▸ Required action 1
Answer these questions about the abstract on ochratoxin A aptamer dissociation in a nanopore:
(a) What sequence is added at the 3' end of the OTA aptamer?
(b) What duration time marks the distinguished current blockage caused by the OTA/aptamer complex?
(c) After the current oscillations inside the vestibule of α-HL, what are the two outcomes for the complex, and which type is each?
▸ Required action 2
How would you translate this sentence from the abstract on ochratoxin A aptamer dissociation into Spanish: "Direct observation of the binding or dissociation between mycotoxin and its aptamer at single-molecule level however remains a challenge."?

▸ Page excerpt

• • • • •

Single Molecule Dissociation of a Mycotoxin/Aptamer Complex in an α-hemolysin Nanopore

Abstract Mycotoxins analysis is essential for food safety since mycotoxins can cause severe toxic effects on humans and animals health. The aptasensor has been shown as a powerful detection platform for mycotoxins analysis. Aptamer, as a key recognition element in aptasensor for mycotoxin, has been speculated to fold from linear strand into elaborate tertiary structures, forming a selective binding pocket for mycotoxin. Direct observation of the binding or dissociation between mycotoxin and its aptamer at single-molecule level however remains a challenge. In this paper, ochratoxin A (OTA) aptamer with a poly (dC) 15 at 3' end is designed for the dissociation of OTA/aptamer complex and translocation in α-hemolysin (α-HL) nanopore. The large vestibule and the narrow constriction of α-HL allow the capture of OTA/aptamer complex and the dissociation, which can distinguish the conformation variation of OTA aptamer in the confined space. Under an appropriate condition, OTA/aptamer complex resulted in a distinguished type of current blockage (duration time > 200 ms) compared to the aptamer itself. The transient current oscillations were observed when OTA/aptamer complex was inside the vestibule of α-HL, followed by the escape to cis side (type I) or translocation to the trans side (type II). The single-molecule binding or dissociation properties between OTA and aptamer are affected by various factors like voltage, electrolytic buffer, as well as the existence of divalent cations. The result illustrated that biological nanopore may have the potential for uncovering the interaction mechanism between ochratoxin A and its aptamer.

• • • • •

▸ Data extracts
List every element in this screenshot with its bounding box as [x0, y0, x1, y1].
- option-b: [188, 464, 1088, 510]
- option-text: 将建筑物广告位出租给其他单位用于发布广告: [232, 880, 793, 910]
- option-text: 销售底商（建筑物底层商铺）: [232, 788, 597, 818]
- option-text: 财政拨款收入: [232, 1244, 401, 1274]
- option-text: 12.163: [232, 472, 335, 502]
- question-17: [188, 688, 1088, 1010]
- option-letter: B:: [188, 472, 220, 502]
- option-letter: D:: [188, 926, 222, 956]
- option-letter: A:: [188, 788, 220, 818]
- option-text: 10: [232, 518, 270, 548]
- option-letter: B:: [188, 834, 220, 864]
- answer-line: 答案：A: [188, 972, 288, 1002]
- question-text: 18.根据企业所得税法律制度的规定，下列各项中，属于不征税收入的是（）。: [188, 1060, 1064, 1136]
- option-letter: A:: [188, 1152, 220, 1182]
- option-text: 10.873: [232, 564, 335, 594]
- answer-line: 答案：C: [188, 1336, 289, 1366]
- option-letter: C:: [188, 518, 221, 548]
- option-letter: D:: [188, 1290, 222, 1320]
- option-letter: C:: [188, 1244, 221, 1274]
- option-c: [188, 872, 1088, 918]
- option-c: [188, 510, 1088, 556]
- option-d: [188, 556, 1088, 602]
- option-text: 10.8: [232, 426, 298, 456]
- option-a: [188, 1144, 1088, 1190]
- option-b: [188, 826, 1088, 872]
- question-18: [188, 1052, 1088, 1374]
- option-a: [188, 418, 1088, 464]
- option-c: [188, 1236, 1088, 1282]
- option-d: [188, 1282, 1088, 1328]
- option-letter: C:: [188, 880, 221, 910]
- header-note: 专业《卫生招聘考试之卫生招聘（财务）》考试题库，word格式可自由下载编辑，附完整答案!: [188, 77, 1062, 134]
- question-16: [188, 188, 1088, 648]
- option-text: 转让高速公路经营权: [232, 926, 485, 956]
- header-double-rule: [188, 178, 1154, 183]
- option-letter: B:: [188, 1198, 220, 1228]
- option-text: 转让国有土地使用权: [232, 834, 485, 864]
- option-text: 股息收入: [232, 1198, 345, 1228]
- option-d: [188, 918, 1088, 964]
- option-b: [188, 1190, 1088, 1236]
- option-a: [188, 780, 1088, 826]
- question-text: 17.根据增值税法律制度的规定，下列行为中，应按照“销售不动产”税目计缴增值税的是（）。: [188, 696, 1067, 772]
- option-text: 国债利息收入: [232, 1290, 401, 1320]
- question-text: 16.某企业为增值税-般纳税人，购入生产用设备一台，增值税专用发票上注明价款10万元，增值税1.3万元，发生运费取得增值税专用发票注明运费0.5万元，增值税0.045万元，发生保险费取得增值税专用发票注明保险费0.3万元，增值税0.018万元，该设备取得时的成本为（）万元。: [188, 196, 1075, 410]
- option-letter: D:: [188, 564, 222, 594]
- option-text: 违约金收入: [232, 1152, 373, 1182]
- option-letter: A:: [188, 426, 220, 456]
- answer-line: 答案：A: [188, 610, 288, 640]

• • • • •

▸ Your solution 1
(a) A poly (dC) 15.
(b) A duration time greater than 200 ms.
(c) It escapes to the cis side (type I) or translocates to the trans side (type II).

▸ Your solution 2
Sin embargo, la observación directa de la unión o la disociación entre la micotoxina y su aptámero a nivel de molécula individual sigue siendo un desafío.